%%

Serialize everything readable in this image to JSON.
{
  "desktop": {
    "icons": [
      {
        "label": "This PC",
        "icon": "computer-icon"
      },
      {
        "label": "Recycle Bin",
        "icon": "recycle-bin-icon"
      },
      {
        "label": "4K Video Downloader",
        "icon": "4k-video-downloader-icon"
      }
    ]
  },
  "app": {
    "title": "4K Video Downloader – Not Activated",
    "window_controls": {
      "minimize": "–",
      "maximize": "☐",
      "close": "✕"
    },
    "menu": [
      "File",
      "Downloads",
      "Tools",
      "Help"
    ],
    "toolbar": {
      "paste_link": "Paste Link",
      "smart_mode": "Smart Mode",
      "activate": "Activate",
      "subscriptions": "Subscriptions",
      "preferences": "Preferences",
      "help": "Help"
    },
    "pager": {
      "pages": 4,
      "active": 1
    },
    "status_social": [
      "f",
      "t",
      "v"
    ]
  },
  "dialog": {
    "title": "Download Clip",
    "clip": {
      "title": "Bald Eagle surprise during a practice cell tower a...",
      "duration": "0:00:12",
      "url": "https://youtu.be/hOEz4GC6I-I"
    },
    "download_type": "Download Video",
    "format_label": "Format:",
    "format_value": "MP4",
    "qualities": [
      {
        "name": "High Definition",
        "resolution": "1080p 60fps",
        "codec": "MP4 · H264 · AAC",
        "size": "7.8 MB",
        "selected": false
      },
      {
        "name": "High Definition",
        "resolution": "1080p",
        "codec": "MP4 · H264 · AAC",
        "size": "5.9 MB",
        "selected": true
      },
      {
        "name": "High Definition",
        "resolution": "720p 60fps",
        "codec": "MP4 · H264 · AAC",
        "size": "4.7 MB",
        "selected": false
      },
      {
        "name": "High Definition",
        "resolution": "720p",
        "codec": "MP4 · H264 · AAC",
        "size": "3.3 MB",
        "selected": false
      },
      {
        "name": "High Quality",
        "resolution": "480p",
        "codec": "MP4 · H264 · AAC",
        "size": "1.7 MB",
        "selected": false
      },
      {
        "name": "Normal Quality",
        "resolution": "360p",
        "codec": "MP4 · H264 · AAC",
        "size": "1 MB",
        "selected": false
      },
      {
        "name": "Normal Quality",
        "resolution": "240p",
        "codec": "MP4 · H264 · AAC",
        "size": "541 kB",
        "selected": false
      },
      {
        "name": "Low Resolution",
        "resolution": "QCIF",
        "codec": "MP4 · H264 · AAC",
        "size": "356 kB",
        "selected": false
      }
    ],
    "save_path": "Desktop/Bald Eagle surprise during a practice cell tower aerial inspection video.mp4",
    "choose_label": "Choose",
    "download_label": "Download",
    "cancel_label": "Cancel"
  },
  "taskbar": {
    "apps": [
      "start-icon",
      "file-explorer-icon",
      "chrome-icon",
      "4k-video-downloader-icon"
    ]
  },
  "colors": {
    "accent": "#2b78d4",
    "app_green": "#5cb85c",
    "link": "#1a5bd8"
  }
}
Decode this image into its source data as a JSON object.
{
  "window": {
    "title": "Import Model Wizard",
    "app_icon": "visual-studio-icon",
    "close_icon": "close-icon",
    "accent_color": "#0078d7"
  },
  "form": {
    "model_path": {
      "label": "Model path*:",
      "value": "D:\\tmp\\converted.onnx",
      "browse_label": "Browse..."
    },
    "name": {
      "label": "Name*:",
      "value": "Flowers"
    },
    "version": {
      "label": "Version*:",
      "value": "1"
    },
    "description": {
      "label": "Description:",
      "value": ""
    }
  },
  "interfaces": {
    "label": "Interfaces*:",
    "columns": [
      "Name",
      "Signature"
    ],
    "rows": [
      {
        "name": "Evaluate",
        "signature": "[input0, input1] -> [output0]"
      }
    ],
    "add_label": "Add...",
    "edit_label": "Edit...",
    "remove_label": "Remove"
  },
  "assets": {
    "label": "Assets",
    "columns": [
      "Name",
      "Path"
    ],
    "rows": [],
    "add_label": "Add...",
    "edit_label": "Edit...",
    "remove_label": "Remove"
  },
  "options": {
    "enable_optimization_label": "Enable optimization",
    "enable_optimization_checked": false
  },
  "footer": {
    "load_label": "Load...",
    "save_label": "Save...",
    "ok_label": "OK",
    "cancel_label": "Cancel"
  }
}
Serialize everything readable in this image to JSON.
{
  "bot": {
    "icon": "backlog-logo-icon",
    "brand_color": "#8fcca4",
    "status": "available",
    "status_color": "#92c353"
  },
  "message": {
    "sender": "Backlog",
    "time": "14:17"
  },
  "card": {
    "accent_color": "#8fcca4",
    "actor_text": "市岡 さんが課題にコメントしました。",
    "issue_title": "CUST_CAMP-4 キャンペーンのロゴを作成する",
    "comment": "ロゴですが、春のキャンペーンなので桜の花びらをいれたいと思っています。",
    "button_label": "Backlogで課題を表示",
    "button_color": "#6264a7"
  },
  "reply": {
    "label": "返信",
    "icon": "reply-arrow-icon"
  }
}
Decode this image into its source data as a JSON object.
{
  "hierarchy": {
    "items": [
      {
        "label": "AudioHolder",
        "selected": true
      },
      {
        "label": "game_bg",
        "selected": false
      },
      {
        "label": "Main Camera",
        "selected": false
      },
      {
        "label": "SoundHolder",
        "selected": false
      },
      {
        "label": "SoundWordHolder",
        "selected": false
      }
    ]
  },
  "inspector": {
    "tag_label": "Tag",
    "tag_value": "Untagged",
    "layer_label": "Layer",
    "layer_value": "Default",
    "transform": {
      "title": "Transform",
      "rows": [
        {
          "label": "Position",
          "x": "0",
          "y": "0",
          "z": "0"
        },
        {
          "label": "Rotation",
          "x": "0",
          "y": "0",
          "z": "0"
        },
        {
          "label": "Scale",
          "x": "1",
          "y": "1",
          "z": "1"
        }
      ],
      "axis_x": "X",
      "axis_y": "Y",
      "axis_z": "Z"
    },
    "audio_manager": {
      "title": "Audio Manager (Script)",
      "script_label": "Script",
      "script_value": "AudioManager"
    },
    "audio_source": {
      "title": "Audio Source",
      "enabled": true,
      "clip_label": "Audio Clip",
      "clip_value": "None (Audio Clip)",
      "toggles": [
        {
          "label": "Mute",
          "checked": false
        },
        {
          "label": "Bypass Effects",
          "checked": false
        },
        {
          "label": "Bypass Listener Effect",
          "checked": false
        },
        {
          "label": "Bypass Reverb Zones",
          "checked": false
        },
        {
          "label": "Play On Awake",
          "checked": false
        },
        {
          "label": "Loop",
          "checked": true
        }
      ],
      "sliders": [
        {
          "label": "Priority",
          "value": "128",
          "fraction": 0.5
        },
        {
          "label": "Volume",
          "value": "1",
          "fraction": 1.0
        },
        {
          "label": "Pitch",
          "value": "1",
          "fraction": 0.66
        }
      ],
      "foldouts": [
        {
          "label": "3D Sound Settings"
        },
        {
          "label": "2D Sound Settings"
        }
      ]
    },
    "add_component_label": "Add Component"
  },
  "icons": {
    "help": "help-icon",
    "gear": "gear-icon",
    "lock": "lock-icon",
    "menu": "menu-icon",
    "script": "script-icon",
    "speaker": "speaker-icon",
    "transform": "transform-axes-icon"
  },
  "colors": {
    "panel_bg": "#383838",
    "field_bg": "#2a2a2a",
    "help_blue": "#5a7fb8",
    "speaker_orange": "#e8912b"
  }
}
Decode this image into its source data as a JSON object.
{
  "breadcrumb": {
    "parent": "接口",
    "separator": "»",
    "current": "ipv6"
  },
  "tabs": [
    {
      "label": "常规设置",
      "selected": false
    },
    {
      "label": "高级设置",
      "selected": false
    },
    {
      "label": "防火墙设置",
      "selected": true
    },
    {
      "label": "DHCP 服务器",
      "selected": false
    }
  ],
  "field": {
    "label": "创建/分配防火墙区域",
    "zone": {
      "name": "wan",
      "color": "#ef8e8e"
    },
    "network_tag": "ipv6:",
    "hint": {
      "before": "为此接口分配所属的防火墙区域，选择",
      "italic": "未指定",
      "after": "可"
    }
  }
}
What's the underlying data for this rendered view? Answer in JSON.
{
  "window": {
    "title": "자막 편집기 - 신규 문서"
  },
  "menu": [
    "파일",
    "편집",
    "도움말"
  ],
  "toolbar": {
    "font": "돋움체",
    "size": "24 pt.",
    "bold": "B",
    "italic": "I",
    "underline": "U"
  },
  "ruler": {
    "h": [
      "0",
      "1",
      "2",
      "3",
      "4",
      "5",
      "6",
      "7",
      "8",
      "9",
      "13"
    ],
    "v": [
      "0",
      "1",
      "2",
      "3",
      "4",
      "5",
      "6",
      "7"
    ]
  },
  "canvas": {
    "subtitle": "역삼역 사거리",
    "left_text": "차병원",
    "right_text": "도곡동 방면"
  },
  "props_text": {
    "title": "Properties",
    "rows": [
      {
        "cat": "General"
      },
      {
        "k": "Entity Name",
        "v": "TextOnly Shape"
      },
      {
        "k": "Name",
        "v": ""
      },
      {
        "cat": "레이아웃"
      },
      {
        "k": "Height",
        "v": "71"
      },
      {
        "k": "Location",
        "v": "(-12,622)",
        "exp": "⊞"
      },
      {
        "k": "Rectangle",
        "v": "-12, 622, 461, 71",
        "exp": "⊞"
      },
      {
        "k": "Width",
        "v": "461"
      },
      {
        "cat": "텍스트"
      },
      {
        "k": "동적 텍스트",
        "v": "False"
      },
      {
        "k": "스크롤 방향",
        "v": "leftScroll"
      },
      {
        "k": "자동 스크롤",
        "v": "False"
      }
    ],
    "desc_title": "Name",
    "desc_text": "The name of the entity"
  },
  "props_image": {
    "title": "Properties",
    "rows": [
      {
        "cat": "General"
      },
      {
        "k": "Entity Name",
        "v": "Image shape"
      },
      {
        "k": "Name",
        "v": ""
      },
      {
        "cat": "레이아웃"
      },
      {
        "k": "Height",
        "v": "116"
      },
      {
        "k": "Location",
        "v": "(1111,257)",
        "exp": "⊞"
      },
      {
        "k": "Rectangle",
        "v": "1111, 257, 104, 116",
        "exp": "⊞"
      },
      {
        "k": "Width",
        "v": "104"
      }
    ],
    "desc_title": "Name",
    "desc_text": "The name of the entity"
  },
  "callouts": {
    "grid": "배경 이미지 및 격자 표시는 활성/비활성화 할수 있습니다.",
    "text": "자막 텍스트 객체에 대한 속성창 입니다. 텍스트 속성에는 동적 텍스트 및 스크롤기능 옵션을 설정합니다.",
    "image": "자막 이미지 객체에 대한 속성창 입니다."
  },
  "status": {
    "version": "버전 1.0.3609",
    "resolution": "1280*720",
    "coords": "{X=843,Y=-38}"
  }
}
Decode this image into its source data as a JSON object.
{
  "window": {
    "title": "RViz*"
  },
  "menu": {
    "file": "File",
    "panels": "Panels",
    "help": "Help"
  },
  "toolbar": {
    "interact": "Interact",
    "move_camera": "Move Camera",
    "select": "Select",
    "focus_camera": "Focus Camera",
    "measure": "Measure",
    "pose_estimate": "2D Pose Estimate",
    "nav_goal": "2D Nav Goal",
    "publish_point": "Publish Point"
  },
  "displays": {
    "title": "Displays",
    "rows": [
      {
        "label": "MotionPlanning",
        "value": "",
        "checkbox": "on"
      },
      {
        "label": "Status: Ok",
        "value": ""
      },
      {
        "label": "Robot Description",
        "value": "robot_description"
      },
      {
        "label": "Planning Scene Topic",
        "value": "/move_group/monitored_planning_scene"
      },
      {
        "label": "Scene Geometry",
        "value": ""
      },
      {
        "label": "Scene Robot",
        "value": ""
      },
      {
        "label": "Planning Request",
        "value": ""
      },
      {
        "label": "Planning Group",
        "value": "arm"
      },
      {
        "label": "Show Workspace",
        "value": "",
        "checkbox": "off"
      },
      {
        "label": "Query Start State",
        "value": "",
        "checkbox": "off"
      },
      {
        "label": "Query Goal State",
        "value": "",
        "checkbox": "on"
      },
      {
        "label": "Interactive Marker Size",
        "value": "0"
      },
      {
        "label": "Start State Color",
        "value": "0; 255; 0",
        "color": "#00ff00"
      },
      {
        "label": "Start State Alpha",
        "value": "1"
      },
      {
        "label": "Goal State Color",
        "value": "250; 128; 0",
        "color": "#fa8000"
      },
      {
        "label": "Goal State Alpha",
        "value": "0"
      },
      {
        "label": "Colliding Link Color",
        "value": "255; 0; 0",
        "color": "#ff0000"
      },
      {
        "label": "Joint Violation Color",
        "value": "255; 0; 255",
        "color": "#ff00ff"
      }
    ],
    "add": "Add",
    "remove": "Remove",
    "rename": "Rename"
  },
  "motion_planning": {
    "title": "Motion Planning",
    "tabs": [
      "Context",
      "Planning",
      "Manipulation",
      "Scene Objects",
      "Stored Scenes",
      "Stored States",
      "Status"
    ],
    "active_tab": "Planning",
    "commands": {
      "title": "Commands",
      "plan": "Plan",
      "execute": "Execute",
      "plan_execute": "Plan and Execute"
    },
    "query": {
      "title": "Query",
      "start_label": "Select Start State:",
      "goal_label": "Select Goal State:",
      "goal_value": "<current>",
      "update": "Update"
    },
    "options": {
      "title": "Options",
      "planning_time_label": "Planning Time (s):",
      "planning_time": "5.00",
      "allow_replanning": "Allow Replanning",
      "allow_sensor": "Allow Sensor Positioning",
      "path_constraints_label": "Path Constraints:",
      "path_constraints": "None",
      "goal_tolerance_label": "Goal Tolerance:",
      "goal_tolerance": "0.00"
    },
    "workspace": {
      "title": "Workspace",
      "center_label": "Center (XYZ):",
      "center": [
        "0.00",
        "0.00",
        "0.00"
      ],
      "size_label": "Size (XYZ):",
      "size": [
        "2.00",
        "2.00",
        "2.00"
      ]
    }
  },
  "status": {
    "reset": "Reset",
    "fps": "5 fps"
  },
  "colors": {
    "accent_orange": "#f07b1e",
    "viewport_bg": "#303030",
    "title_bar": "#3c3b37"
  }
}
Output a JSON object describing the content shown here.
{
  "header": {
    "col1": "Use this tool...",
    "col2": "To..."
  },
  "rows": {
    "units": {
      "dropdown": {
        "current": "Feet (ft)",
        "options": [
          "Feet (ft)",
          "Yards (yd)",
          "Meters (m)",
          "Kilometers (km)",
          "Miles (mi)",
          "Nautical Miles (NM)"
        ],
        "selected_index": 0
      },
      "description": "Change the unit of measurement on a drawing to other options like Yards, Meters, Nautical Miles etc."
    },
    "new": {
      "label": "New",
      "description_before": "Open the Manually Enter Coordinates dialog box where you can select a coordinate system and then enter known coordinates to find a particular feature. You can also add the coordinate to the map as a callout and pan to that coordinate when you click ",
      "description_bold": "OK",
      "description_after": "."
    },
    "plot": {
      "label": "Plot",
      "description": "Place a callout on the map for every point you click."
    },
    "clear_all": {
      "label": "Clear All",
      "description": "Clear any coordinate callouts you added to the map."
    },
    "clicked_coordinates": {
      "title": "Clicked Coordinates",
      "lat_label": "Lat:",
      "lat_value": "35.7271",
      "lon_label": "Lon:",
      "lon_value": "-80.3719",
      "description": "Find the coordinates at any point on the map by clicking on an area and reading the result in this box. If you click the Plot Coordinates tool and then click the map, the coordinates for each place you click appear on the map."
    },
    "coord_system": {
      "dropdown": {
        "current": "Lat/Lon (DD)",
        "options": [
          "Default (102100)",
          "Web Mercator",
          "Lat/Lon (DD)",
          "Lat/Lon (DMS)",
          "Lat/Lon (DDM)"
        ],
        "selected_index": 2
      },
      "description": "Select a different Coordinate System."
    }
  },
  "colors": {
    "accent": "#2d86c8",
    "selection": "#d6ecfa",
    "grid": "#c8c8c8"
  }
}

%%

[Task instructions]:
Reproduce each line of the entries in which the word "Eagle" is found.

[Final answer]:
      "title": "Bald Eagle surprise during a practice cell tower a...",
    "save_path": "Desktop/Bald Eagle surprise during a practice cell tower aerial inspection video.mp4",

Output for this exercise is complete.